[Stored dataset items]
--------------------------------------------------

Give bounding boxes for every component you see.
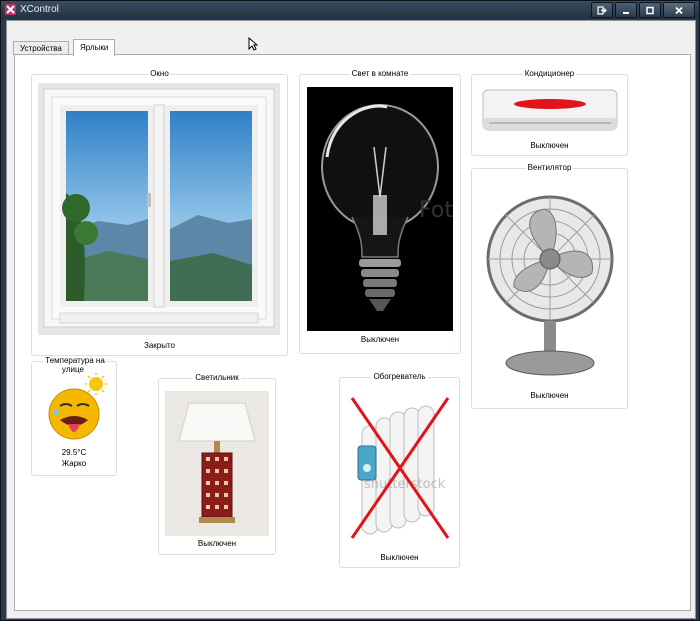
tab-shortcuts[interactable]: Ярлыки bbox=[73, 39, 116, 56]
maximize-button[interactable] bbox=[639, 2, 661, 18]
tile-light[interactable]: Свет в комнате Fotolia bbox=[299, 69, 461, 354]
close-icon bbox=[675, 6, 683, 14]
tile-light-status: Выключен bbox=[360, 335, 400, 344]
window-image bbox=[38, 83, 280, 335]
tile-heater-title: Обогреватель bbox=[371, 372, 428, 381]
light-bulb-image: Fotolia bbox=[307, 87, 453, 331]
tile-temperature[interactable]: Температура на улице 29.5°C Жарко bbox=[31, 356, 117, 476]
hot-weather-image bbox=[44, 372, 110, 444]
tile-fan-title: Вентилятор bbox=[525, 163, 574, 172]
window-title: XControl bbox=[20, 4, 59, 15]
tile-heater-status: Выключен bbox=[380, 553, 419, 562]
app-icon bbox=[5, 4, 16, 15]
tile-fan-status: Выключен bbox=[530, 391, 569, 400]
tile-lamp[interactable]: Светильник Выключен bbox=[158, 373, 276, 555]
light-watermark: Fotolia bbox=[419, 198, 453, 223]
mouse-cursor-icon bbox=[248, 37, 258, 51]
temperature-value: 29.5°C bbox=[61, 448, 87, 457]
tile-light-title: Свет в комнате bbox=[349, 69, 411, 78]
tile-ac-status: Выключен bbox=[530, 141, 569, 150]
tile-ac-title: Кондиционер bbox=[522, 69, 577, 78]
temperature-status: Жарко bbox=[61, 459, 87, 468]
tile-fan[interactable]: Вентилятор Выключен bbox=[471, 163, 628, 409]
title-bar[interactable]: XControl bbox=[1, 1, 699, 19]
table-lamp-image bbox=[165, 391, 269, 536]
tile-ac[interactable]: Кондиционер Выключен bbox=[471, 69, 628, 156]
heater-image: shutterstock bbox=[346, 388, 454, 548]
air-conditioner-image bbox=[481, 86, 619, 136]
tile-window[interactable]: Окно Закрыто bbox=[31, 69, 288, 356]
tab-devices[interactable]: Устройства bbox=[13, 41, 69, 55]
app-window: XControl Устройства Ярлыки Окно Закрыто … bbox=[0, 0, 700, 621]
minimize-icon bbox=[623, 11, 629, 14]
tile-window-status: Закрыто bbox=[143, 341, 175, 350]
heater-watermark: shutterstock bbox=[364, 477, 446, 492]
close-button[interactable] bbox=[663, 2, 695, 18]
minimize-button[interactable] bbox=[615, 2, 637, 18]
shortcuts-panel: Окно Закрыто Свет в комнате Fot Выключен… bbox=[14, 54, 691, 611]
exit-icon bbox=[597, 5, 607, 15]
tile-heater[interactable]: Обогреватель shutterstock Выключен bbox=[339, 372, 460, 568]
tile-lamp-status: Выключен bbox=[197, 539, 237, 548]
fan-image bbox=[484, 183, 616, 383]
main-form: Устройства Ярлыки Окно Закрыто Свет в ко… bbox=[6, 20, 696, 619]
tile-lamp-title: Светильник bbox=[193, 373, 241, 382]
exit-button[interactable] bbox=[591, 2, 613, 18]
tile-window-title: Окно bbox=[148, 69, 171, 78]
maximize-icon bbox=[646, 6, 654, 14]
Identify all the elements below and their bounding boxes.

--------------------------------------------------

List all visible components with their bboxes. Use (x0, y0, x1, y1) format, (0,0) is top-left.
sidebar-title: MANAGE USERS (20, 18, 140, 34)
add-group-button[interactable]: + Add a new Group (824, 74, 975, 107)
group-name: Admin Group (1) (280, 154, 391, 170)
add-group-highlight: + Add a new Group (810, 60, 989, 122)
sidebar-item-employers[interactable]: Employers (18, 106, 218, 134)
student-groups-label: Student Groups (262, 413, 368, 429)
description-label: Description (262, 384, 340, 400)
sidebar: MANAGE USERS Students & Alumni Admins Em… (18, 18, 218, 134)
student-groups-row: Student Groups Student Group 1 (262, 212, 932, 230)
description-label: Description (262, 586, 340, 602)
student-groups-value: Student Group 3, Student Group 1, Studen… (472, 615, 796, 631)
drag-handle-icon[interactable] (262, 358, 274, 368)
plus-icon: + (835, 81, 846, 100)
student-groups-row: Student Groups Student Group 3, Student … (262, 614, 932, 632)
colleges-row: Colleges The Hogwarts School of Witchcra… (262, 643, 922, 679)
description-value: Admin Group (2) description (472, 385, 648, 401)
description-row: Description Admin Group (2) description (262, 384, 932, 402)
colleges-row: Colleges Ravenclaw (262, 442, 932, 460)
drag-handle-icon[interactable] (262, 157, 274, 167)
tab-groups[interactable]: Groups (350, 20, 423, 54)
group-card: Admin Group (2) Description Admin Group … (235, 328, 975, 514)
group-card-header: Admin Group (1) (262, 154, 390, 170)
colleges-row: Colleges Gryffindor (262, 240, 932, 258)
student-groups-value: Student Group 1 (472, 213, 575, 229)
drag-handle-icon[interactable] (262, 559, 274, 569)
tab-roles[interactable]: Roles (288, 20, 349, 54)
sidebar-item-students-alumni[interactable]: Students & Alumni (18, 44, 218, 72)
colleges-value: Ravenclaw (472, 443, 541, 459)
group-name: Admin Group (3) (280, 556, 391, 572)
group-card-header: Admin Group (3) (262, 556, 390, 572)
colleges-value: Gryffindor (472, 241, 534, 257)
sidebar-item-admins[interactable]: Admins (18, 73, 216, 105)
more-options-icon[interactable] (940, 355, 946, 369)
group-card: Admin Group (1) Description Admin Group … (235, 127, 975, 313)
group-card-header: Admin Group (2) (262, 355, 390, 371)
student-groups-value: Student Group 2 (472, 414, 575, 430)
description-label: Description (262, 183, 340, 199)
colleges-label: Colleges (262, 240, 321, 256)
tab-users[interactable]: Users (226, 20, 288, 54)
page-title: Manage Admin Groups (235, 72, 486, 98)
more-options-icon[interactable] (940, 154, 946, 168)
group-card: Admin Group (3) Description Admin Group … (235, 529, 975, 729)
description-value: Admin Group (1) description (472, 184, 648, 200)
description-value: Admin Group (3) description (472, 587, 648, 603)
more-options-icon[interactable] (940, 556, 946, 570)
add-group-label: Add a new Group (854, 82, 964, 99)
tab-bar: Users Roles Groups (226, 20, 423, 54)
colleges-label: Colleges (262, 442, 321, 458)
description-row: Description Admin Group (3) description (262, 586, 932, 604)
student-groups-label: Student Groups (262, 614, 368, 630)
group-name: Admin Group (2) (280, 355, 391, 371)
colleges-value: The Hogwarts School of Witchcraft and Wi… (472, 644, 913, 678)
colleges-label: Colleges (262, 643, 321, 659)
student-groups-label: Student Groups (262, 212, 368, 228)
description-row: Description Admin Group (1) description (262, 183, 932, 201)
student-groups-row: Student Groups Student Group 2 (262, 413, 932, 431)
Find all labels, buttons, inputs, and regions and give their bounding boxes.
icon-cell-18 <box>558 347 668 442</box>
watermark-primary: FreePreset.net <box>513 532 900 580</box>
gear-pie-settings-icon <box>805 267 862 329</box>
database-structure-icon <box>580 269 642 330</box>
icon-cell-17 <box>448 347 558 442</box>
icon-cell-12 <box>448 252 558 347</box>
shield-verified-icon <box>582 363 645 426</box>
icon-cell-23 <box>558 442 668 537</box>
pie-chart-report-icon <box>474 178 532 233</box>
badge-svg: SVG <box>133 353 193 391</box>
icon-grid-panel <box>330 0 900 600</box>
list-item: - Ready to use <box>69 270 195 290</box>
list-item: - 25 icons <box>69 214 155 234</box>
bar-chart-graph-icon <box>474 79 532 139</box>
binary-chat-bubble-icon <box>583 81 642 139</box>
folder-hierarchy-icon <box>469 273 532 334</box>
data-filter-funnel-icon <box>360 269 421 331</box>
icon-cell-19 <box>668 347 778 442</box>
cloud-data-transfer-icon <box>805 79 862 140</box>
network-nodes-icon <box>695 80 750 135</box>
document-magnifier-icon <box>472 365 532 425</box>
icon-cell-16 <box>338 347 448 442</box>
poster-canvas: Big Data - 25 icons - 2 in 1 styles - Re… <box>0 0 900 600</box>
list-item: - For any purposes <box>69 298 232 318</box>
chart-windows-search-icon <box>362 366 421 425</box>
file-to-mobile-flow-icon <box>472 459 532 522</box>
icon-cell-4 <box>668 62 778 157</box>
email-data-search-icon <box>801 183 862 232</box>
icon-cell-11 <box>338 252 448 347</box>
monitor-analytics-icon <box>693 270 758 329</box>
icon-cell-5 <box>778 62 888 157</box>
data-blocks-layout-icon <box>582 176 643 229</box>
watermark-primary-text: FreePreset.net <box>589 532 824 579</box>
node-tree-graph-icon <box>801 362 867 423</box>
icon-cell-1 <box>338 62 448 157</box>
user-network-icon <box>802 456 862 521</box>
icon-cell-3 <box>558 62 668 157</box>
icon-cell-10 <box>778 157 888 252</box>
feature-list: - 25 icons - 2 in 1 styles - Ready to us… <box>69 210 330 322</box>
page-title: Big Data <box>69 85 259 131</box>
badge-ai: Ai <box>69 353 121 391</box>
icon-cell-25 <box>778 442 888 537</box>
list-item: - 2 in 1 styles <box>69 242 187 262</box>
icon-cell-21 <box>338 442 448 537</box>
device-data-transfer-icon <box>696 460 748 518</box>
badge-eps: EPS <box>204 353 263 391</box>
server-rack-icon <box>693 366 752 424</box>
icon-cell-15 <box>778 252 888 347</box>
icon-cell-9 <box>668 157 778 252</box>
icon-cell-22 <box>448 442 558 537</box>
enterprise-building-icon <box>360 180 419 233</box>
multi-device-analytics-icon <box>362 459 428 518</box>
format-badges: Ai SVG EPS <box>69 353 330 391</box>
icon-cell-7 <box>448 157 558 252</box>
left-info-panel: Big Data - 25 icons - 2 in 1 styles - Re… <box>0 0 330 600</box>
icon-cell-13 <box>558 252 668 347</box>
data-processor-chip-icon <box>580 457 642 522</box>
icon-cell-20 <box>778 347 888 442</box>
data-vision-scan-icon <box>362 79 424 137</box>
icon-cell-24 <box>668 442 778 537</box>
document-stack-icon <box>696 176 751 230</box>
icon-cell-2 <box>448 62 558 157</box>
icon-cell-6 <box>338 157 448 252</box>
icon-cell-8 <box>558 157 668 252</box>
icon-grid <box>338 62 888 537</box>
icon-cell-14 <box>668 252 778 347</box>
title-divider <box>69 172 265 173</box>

--------------------------------------------------

* **SET EXERCISE**
Repeat the listing lines word for word, beginning at the line that has "tab-shortcuts[interactable]: Ярлыки bbox=[73, 39, 116, 56]" and stopping after the line that has "window-image bbox=[38, 83, 280, 335]".

* **REPLY TO THE EXERCISE**
tab-shortcuts[interactable]: Ярлыки bbox=[73, 39, 116, 56]
maximize-button[interactable] bbox=[639, 2, 661, 18]
tile-light[interactable]: Свет в комнате Fotolia bbox=[299, 69, 461, 354]
close-icon bbox=[675, 6, 683, 14]
tile-light-status: Выключен bbox=[360, 335, 400, 344]
window-image bbox=[38, 83, 280, 335]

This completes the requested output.